___ DATA FOR THIS EXERCISE

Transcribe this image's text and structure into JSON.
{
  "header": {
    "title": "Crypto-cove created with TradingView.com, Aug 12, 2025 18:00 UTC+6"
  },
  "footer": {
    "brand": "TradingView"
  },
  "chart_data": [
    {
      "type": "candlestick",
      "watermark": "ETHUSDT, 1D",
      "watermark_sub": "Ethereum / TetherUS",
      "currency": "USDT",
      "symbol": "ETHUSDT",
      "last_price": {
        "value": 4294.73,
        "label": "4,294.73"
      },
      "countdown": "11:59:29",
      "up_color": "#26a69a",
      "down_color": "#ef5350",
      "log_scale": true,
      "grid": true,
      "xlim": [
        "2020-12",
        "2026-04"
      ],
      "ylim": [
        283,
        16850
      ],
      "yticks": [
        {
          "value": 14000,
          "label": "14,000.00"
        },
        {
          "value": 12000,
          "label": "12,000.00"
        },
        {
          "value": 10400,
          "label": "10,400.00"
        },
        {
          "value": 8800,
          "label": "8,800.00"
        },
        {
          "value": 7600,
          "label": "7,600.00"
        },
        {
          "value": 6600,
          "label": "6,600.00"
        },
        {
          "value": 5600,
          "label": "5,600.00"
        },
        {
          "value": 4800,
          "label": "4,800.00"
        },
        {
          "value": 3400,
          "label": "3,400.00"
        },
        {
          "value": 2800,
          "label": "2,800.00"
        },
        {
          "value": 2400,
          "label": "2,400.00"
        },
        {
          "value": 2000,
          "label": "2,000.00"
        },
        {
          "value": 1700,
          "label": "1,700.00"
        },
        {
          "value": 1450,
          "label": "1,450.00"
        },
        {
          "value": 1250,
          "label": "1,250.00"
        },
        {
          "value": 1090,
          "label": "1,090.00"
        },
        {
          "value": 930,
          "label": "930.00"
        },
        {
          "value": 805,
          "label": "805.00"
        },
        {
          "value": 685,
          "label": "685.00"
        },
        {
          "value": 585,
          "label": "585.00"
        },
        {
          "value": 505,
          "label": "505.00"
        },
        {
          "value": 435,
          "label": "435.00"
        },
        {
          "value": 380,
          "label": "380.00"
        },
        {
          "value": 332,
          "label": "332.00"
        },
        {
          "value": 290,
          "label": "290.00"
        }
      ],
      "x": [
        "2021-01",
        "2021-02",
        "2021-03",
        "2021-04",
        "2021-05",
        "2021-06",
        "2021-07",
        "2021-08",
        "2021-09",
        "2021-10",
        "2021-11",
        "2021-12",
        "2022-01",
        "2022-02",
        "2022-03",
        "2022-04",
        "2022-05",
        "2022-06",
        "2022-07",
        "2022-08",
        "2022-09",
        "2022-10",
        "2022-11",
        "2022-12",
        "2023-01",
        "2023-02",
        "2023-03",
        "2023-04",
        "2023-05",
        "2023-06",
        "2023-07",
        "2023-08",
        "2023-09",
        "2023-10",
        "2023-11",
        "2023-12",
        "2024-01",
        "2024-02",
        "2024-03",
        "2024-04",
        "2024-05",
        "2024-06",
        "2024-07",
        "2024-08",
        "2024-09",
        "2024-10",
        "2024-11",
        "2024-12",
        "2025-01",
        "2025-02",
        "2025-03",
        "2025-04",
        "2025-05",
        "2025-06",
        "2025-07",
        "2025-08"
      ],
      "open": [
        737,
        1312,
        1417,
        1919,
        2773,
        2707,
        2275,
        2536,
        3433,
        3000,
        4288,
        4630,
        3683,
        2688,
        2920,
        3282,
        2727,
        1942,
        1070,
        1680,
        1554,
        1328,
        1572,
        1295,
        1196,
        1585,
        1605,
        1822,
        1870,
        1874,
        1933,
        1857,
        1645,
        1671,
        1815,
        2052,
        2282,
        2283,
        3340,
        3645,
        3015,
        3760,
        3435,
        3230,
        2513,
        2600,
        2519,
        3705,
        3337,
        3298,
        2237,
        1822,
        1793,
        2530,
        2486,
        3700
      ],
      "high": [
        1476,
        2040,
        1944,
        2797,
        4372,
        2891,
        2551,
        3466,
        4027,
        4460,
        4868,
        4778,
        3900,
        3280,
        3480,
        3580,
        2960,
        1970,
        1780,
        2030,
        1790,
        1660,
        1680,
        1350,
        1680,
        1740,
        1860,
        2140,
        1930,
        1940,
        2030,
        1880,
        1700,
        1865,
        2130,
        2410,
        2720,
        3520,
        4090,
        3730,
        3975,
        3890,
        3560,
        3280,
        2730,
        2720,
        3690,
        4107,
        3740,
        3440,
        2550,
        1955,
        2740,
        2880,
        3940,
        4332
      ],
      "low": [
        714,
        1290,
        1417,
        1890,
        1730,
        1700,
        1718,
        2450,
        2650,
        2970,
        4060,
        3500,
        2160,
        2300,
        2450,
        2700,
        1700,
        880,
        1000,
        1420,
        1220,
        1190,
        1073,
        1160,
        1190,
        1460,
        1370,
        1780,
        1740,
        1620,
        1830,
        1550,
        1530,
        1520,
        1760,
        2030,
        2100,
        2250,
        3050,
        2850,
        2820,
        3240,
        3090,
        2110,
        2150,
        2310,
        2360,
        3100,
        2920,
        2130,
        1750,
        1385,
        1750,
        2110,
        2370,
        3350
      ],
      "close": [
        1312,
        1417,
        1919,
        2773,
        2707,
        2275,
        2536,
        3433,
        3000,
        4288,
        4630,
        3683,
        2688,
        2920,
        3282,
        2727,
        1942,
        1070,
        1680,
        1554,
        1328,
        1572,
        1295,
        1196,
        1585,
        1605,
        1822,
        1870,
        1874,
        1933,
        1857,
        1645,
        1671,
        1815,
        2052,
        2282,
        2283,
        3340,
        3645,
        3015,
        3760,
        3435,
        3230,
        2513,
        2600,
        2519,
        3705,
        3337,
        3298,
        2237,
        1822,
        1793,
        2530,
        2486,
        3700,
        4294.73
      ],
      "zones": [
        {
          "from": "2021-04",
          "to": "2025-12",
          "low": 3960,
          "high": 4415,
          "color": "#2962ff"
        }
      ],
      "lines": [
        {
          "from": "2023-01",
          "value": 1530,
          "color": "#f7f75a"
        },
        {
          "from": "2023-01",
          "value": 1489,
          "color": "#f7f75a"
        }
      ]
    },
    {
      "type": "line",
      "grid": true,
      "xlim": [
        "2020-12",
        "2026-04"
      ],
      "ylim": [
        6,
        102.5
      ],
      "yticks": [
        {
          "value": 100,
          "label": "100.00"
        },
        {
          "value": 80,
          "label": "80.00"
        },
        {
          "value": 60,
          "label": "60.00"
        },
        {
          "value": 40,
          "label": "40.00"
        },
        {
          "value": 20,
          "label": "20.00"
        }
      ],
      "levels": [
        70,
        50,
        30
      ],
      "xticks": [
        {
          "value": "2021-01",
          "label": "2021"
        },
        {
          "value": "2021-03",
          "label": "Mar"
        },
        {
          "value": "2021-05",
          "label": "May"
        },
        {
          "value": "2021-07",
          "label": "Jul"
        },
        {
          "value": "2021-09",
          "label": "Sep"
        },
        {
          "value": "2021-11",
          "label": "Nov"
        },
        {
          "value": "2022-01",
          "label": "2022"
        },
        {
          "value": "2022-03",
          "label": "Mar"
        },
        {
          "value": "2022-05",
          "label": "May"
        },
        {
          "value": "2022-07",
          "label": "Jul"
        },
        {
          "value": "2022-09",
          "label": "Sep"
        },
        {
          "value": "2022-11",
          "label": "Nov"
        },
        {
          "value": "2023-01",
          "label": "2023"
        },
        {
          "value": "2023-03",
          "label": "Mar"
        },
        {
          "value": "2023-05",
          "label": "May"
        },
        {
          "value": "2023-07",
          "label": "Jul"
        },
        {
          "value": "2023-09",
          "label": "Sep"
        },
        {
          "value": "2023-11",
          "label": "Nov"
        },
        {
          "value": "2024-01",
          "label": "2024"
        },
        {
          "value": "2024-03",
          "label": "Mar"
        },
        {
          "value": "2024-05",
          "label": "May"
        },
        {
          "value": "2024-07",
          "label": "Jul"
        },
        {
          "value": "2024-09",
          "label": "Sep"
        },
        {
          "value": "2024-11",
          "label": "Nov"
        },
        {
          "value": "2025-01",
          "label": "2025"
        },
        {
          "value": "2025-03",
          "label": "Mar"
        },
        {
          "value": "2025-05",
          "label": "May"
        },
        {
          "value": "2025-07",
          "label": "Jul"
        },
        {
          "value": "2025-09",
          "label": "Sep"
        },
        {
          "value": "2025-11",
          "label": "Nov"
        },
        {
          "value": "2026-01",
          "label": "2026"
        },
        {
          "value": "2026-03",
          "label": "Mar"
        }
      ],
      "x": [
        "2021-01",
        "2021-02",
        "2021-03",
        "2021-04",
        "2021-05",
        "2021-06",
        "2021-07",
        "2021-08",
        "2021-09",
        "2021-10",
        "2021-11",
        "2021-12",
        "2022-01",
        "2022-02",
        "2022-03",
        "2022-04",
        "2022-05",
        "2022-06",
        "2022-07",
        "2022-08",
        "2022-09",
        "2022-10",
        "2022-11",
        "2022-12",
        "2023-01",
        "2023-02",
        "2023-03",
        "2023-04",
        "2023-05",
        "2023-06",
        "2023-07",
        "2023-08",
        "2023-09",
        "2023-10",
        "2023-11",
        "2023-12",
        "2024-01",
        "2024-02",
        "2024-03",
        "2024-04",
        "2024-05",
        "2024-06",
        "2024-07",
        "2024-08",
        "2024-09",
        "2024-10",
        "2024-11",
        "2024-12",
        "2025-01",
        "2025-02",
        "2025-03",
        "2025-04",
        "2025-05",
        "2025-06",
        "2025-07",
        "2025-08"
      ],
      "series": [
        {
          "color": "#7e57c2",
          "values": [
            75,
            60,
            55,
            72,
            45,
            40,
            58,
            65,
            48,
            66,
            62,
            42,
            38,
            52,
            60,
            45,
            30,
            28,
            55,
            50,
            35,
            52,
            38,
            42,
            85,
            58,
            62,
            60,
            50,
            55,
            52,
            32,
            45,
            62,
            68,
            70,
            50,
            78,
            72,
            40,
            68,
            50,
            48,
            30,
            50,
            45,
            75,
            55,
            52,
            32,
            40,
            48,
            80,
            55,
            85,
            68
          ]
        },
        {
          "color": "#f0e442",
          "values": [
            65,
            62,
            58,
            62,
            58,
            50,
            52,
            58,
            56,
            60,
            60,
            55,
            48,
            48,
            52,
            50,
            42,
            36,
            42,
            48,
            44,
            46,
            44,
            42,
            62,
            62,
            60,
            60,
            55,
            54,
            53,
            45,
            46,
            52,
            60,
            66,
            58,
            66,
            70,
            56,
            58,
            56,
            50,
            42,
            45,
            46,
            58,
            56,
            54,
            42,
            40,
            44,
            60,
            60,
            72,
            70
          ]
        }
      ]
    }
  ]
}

______

TASK BRIEF. Copy each line above that contains the string "ETHUSDT".

ANSWER TO THE EXERCISE.
      "watermark": "ETHUSDT, 1D",
      "symbol": "ETHUSDT",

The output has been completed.